* begin Reading text *

# Boxing - name recognition?



## mrhnau (Mar 17, 2008)

I've contemplated the recent fate of boxing. With the introduction of MMA, it seems more young people are starting to watch boxing over MMA. Aside from it being a different style of fighting, I thought of a few other reasons. Thought I'd toss them out.

1. Name recognition. I recently checked out the list of current champions on ESPN. While I'm not the most ardent fan, I've watched a decent amount of boxing. I don't recognize hardly any of those names. Heck, I can't pronounce half of them! Do you think the lack of home-grown American talent and American fighters has inclined viewers to look elsewhere? Is internationalization good for the quality of boxing, but bad for keeping a high viewership in the US? It seems that during the peak of boxing's popularity there was not much international participation...

2. Lack of Charisma. Gone are the days of Muhammad Ali and Tyson. While there are some somewhat charismatic figures, its hard when using a translator, and the old "stand nose to nose, then shove someone in the press conference" type act gets old. It more often that not seems just a ploy to drive up interest.

* end Reading text *
* begin Records supplied *

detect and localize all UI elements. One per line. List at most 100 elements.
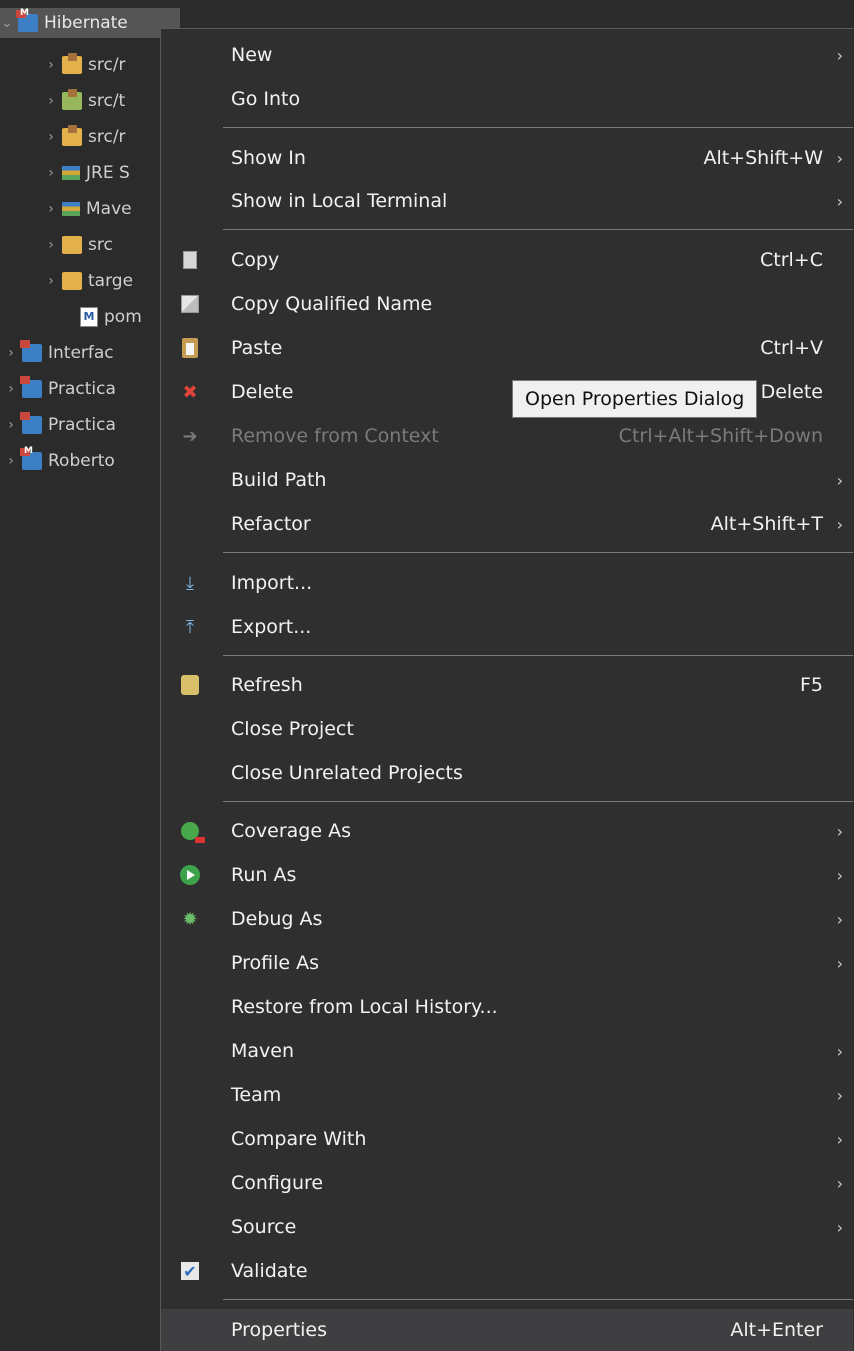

* end Records supplied *
* begin Records supplied *

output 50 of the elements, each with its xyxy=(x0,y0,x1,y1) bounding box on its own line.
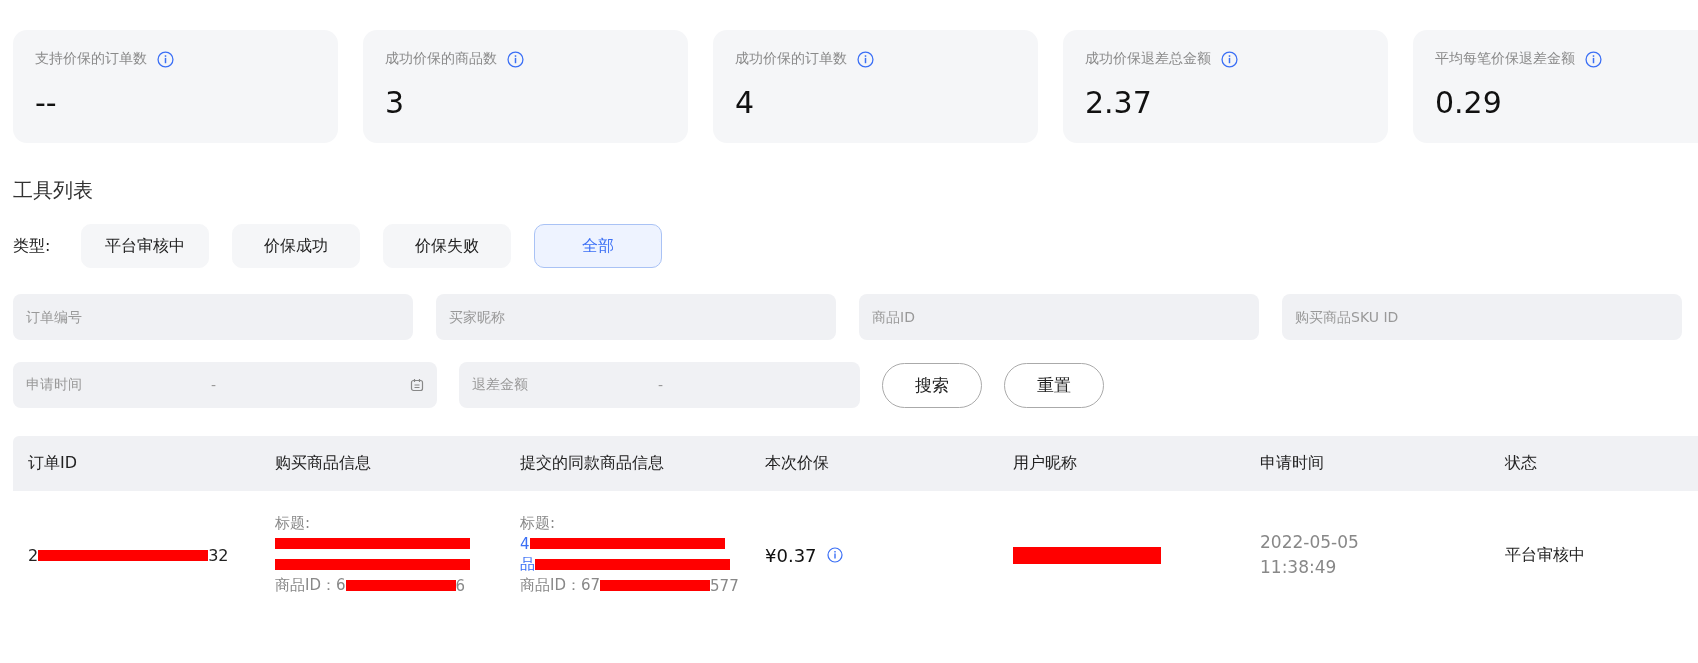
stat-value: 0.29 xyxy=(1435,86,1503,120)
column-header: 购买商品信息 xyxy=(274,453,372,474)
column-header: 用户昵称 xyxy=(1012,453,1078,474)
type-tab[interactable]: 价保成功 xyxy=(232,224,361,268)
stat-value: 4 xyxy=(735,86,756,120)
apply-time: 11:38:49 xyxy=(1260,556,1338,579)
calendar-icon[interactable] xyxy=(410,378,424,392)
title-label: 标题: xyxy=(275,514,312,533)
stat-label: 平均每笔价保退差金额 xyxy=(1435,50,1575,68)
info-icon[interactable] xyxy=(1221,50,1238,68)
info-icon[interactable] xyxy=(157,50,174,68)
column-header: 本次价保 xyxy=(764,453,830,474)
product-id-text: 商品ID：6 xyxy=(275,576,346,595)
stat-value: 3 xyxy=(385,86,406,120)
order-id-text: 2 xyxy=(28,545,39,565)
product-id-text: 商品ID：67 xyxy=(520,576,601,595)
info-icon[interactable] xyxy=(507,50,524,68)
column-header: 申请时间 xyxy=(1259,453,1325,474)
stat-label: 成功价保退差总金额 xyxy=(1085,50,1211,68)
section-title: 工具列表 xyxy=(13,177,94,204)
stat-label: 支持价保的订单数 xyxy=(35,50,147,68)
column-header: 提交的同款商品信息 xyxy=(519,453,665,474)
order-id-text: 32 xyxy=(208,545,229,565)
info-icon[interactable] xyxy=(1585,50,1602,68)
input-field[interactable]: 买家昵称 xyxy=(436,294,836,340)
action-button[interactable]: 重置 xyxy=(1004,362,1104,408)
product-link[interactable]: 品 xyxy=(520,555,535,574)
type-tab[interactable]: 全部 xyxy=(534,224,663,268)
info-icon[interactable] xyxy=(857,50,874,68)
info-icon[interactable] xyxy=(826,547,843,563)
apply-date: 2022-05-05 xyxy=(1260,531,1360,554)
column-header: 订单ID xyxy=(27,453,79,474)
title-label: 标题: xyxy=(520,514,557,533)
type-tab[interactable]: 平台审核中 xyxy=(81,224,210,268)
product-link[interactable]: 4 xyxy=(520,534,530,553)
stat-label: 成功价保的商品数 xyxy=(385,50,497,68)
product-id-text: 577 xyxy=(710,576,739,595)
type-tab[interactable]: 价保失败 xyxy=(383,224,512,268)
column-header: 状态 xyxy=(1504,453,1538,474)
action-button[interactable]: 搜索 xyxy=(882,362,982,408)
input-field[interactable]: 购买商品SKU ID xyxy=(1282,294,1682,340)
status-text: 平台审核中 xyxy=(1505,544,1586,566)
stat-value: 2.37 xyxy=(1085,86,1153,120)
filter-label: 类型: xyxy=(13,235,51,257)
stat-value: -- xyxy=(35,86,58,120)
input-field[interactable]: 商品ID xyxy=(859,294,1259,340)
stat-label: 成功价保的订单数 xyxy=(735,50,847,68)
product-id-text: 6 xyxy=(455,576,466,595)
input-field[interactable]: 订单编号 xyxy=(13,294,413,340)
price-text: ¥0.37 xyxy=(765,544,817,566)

* end Records supplied *

### Work instructions
[1] Answer these questions about the boxing post:
(a) Where did the poster look at the list of current champions?
(b) Which two fighters does the poster name when saying "Gone are the days"?
(c) On what date was the post made?
[2] Please pick out every line of the listing that contains the string "order", treating uppercase and lowercase as different.

### Answers for the tasks
[1]
(a) ESPN
(b) Muhammad Ali and Tyson
(c) Mar 17, 2008

[2]
order-id-text: 2 xyxy=(28,545,39,565)
order-id-text: 32 xyxy=(208,545,229,565)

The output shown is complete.